● **REQUEST**:
Check every line below for the string "placeholder", and copy the lines that contain it.

Collected data entries:
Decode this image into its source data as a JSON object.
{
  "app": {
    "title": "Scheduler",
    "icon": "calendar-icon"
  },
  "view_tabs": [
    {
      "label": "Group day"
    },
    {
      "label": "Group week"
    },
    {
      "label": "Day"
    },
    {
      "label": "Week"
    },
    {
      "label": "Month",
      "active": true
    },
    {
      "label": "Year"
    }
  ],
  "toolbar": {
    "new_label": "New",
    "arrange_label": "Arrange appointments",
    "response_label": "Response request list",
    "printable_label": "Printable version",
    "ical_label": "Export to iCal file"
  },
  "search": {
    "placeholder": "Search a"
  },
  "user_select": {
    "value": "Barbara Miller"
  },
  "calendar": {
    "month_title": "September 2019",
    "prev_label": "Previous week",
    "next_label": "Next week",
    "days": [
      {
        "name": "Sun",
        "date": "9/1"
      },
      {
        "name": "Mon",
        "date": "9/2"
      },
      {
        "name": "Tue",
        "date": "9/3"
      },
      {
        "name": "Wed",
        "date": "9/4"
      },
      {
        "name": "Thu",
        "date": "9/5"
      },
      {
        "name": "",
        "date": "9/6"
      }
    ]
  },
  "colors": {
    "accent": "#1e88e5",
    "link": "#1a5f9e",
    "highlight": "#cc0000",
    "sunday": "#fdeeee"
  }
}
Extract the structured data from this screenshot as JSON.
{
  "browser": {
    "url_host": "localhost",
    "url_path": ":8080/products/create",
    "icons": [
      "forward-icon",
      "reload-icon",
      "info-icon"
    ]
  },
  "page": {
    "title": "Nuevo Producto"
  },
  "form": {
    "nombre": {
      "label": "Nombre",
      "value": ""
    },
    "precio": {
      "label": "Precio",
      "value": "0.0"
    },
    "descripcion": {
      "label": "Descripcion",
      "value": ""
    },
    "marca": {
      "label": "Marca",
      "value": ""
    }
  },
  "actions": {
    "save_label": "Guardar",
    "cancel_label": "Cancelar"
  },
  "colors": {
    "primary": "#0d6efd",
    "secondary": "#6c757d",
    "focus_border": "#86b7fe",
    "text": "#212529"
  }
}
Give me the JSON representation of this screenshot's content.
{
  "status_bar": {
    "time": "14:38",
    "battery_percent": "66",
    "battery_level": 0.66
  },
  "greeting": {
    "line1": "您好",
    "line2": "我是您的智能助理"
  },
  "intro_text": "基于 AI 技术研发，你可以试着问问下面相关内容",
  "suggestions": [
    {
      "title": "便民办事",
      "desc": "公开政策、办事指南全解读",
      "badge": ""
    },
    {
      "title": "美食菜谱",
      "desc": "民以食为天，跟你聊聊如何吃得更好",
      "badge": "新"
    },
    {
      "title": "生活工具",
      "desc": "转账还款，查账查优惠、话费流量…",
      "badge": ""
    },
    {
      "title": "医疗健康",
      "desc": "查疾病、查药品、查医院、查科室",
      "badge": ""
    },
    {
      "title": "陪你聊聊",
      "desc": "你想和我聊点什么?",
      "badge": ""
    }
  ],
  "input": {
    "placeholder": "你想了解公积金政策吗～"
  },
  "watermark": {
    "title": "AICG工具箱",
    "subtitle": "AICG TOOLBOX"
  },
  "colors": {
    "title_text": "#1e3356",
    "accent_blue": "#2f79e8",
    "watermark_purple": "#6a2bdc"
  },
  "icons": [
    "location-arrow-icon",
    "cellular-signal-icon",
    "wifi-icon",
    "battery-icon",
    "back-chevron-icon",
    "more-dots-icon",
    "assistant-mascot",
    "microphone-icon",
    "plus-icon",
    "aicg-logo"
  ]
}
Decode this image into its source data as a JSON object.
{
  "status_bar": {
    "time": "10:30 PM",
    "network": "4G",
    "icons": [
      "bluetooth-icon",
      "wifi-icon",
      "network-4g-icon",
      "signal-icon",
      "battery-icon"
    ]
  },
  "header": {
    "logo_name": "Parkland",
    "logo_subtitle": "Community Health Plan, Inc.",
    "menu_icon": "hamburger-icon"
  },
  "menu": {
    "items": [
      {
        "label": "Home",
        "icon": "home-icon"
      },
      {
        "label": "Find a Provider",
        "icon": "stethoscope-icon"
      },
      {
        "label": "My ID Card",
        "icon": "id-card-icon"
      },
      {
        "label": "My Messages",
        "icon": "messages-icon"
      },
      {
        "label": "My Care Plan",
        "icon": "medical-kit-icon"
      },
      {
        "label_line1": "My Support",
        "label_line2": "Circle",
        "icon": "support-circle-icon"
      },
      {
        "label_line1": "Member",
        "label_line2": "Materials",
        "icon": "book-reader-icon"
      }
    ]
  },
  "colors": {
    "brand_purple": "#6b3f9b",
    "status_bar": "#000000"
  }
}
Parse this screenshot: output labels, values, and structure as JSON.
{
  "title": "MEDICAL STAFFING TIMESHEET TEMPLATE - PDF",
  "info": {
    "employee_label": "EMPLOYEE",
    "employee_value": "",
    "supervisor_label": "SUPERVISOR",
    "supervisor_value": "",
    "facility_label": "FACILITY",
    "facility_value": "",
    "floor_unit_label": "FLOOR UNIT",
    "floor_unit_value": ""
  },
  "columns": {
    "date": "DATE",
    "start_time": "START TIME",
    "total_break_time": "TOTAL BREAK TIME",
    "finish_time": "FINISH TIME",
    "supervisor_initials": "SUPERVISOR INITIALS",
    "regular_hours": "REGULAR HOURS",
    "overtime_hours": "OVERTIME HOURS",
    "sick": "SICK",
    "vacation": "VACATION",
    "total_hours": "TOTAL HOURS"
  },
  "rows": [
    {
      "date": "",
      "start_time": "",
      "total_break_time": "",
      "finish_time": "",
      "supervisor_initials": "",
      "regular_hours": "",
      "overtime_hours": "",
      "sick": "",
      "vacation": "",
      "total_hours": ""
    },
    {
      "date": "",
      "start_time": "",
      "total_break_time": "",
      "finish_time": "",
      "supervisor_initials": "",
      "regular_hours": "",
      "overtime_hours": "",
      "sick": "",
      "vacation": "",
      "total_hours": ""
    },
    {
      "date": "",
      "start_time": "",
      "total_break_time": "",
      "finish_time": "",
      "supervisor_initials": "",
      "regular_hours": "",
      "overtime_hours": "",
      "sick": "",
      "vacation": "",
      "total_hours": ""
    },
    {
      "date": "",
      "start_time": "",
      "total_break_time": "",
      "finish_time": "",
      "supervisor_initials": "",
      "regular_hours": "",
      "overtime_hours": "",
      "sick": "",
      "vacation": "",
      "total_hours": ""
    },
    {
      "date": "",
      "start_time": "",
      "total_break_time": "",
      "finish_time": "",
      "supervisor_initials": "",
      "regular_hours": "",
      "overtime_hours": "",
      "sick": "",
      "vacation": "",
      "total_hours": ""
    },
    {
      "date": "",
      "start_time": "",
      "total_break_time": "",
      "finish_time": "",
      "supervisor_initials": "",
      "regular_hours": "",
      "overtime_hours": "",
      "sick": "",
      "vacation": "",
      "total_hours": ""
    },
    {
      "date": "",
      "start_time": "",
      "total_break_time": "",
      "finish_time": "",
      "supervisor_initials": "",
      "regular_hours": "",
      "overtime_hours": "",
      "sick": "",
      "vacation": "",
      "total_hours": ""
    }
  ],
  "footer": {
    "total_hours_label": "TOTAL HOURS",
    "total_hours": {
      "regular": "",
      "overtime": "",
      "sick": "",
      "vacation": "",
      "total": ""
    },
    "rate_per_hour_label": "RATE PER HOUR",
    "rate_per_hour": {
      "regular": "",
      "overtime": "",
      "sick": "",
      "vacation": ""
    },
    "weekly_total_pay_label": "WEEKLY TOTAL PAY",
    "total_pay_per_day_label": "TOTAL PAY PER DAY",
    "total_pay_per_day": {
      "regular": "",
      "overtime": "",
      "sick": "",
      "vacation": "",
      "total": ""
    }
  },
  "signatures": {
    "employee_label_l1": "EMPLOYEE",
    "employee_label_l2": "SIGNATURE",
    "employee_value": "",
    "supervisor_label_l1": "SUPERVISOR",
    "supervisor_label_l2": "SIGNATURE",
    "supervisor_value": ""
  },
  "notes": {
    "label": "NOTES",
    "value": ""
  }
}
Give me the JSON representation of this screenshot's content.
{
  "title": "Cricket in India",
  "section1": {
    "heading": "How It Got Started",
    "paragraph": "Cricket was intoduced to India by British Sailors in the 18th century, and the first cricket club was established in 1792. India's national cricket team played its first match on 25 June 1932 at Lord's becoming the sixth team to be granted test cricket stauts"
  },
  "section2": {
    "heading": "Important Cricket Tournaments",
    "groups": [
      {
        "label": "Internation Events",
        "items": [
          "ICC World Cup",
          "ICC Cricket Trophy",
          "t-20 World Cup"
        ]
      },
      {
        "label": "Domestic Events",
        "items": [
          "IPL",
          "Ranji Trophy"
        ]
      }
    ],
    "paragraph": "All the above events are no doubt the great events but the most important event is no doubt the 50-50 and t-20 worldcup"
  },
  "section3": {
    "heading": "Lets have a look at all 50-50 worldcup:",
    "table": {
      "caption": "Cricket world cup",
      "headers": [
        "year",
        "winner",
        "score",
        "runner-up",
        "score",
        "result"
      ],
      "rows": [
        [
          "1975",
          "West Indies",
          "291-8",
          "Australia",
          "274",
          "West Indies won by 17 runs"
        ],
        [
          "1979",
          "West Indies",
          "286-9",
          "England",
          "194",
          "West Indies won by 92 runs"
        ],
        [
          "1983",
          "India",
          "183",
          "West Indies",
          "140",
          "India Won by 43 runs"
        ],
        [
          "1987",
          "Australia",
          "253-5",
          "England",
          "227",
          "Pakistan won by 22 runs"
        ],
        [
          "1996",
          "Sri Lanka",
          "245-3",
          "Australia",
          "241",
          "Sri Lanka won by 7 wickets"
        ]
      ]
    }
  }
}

● **OUTPUT OF THE EXERCISE**:
    "placeholder": "Search a"
    "placeholder": "你想了解公积金政策吗～"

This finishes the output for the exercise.